* Excerpted records
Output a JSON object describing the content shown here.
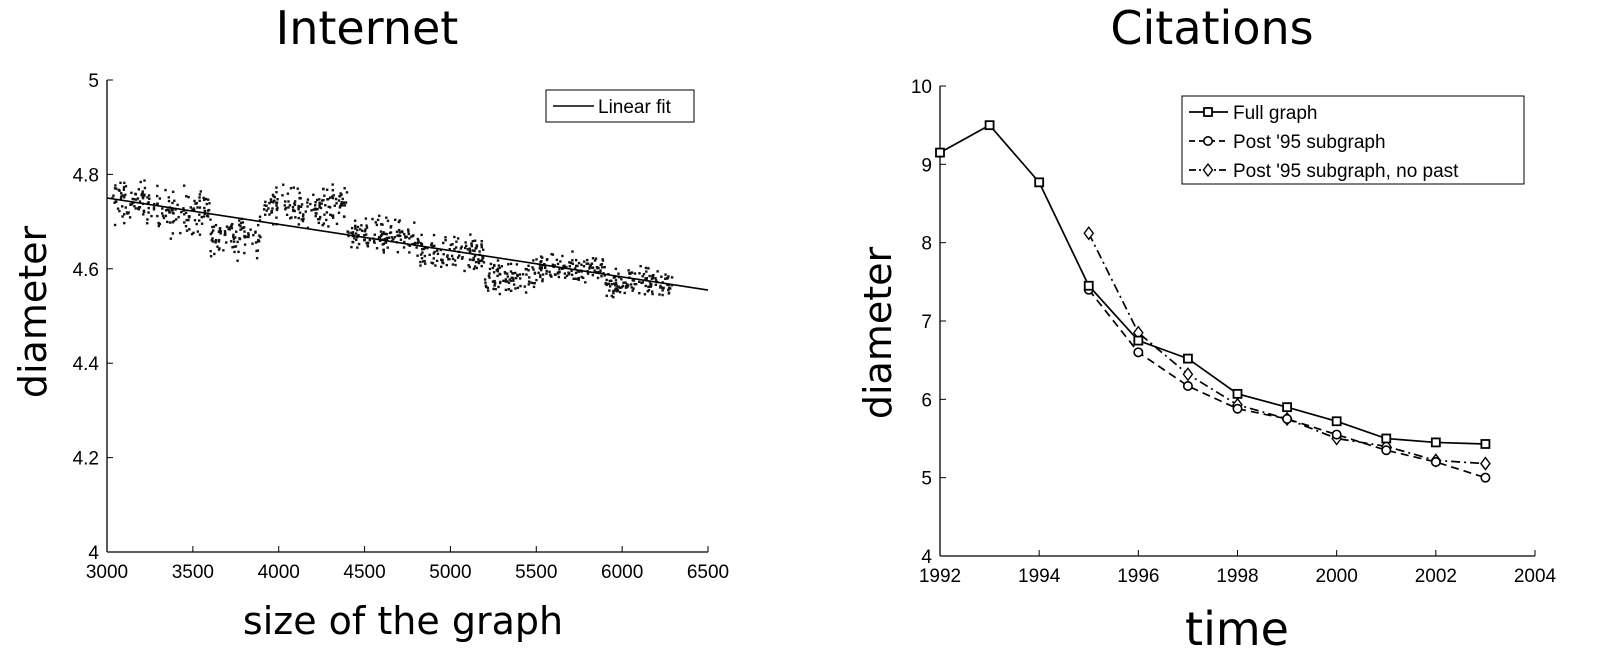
{
  "chart_data": [
    {
      "type": "scatter",
      "title": "Internet",
      "xlabel": "size of the graph",
      "ylabel": "diameter",
      "xlim": [
        3000,
        6500
      ],
      "ylim": [
        4,
        5
      ],
      "xticks": [
        "3000",
        "3500",
        "4000",
        "4500",
        "5000",
        "5500",
        "6000",
        "6500"
      ],
      "yticks": [
        "4",
        "4.2",
        "4.4",
        "4.6",
        "4.8",
        "5"
      ],
      "legend_position": "top-right",
      "grid": false,
      "series": [
        {
          "name": "Linear fit",
          "kind": "line",
          "x": [
            3000,
            6500
          ],
          "y": [
            4.75,
            4.555
          ]
        }
      ],
      "scatter_clusters": [
        {
          "x_range": [
            3020,
            3300
          ],
          "y_center": 4.74,
          "y_spread": 0.045
        },
        {
          "x_range": [
            3300,
            3600
          ],
          "y_center": 4.72,
          "y_spread": 0.05
        },
        {
          "x_range": [
            3600,
            3900
          ],
          "y_center": 4.67,
          "y_spread": 0.045
        },
        {
          "x_range": [
            3900,
            4400
          ],
          "y_center": 4.735,
          "y_spread": 0.04
        },
        {
          "x_range": [
            4400,
            4800
          ],
          "y_center": 4.67,
          "y_spread": 0.035
        },
        {
          "x_range": [
            4800,
            5200
          ],
          "y_center": 4.63,
          "y_spread": 0.04
        },
        {
          "x_range": [
            5200,
            5500
          ],
          "y_center": 4.58,
          "y_spread": 0.04
        },
        {
          "x_range": [
            5500,
            5900
          ],
          "y_center": 4.6,
          "y_spread": 0.03
        },
        {
          "x_range": [
            5900,
            6300
          ],
          "y_center": 4.57,
          "y_spread": 0.03
        }
      ]
    },
    {
      "type": "line",
      "title": "Citations",
      "xlabel": "time",
      "ylabel": "diameter",
      "xlim": [
        1992,
        2004
      ],
      "ylim": [
        4,
        10
      ],
      "xticks": [
        "1992",
        "1994",
        "1996",
        "1998",
        "2000",
        "2002",
        "2004"
      ],
      "yticks": [
        "4",
        "5",
        "6",
        "7",
        "8",
        "9",
        "10"
      ],
      "legend_position": "top-right",
      "grid": false,
      "series": [
        {
          "name": "Full graph",
          "line_style": "solid",
          "marker": "square",
          "x": [
            1992,
            1993,
            1994,
            1995,
            1996,
            1997,
            1998,
            1999,
            2000,
            2001,
            2002,
            2003
          ],
          "y": [
            9.15,
            9.5,
            8.77,
            7.45,
            6.75,
            6.52,
            6.07,
            5.9,
            5.72,
            5.5,
            5.45,
            5.43
          ]
        },
        {
          "name": "Post '95 subgraph",
          "line_style": "dashed",
          "marker": "circle",
          "x": [
            1995,
            1996,
            1997,
            1998,
            1999,
            2000,
            2001,
            2002,
            2003
          ],
          "y": [
            7.4,
            6.6,
            6.17,
            5.88,
            5.75,
            5.55,
            5.35,
            5.2,
            5.0
          ]
        },
        {
          "name": "Post '95 subgraph, no past",
          "line_style": "dashdot",
          "marker": "diamond",
          "x": [
            1995,
            1996,
            1997,
            1998,
            1999,
            2000,
            2001,
            2002,
            2003
          ],
          "y": [
            8.12,
            6.85,
            6.32,
            5.93,
            5.75,
            5.5,
            5.4,
            5.22,
            5.18
          ]
        }
      ]
    }
  ]
}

* Aim of the task
Pick out the lines that have the word "Post". Copy them all.

* Exercise response
          "name": "Post '95 subgraph",
          "name": "Post '95 subgraph, no past",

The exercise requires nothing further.